_The task_
Find and copy each line of the records where the string "name" shows up.

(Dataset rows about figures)
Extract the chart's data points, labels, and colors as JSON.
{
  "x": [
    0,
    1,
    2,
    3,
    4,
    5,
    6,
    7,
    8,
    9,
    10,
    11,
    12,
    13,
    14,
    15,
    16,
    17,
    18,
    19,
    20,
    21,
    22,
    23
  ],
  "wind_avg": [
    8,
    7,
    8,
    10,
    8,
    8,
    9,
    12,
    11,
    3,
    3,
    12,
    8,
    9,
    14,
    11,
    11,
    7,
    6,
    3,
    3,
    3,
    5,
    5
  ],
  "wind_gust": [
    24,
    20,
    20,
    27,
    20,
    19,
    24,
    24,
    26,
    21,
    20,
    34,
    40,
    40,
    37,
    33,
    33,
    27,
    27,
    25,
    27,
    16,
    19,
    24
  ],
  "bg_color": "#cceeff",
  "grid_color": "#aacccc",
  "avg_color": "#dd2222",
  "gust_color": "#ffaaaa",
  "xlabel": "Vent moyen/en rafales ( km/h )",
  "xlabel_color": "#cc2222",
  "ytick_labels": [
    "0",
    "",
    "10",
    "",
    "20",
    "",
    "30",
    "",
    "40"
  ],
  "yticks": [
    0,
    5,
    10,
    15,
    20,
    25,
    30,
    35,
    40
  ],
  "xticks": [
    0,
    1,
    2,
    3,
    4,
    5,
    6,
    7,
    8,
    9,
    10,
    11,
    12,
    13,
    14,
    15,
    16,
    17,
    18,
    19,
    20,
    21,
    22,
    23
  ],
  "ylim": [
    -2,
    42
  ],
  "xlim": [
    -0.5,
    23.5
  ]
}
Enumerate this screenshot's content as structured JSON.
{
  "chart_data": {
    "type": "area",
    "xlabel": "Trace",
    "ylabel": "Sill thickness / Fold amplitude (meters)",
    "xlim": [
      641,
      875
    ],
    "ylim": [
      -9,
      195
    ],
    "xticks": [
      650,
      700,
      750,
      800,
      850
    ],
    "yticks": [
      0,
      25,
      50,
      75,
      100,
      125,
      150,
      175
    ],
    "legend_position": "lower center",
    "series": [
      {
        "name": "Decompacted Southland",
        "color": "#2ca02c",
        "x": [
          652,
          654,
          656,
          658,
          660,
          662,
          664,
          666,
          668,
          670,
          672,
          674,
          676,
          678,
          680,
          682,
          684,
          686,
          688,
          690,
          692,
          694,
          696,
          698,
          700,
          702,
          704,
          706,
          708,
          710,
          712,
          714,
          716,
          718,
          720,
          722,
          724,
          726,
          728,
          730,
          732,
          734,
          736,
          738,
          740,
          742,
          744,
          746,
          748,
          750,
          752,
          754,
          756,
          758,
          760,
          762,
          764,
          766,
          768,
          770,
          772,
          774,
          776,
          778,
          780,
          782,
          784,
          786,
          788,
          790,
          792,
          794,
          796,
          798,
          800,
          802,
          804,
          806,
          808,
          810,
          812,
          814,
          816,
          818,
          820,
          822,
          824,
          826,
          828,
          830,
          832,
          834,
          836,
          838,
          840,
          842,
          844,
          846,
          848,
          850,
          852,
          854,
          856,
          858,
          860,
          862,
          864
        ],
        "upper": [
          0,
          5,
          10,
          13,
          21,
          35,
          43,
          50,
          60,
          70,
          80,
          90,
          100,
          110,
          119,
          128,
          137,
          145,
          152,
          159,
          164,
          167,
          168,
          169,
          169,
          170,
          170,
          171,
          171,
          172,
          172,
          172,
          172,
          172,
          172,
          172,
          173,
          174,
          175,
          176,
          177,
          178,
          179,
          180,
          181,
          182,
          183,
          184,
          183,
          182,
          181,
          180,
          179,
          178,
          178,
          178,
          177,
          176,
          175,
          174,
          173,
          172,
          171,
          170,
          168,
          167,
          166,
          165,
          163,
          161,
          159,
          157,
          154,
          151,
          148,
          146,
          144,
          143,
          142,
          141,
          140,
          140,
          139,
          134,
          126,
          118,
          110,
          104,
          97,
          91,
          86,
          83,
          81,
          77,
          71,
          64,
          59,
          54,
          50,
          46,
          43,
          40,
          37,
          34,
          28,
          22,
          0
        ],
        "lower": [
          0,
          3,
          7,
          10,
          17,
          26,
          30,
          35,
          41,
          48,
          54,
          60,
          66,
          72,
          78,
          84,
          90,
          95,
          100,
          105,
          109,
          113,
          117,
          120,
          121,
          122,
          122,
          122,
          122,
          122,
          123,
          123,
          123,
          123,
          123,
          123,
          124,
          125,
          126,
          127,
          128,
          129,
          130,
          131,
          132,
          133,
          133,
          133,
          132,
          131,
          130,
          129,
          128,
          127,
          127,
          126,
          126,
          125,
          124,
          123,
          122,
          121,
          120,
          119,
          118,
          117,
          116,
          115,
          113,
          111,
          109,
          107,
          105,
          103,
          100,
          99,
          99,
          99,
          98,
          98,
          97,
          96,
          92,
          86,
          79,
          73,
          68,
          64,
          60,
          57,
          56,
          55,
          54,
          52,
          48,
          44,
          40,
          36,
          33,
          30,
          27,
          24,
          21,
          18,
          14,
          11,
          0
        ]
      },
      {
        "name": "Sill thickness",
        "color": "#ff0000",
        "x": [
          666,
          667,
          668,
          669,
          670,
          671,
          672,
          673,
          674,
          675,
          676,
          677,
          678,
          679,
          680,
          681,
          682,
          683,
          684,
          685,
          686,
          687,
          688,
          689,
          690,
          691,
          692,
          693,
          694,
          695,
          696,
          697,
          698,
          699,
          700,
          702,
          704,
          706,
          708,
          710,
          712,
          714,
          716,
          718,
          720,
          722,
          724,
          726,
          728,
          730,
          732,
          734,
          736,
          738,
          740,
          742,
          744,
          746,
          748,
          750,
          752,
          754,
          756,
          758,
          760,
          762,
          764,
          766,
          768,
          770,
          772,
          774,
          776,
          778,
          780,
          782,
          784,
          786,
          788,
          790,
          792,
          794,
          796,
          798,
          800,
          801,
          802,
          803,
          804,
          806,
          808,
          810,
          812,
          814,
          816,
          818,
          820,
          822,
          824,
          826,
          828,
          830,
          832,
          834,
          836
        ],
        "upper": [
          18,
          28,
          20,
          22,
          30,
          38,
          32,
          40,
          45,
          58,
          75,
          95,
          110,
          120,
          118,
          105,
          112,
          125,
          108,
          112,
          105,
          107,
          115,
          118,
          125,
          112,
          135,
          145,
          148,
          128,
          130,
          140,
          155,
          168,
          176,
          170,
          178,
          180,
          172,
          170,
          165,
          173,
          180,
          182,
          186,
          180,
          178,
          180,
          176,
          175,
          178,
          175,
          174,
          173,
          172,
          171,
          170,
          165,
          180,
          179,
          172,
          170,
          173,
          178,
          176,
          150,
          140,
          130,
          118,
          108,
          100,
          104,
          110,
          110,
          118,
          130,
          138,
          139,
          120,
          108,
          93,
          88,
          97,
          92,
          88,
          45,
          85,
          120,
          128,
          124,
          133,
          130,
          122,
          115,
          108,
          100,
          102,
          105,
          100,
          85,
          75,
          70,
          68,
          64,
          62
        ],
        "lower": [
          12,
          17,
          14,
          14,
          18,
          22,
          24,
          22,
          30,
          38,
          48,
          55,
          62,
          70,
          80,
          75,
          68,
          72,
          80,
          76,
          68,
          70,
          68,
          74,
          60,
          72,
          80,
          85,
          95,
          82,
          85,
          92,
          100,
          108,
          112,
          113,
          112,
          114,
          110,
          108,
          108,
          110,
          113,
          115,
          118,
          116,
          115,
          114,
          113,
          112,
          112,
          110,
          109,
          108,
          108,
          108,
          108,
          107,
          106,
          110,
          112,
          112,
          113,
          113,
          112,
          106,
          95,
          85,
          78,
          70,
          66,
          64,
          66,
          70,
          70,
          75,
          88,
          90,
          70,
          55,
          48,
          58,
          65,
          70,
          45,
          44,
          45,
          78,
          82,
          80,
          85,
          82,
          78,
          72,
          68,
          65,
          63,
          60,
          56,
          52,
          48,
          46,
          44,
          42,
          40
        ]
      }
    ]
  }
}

_Worked answer_
        "name": "Decompacted Southland",
        "name": "Sill thickness",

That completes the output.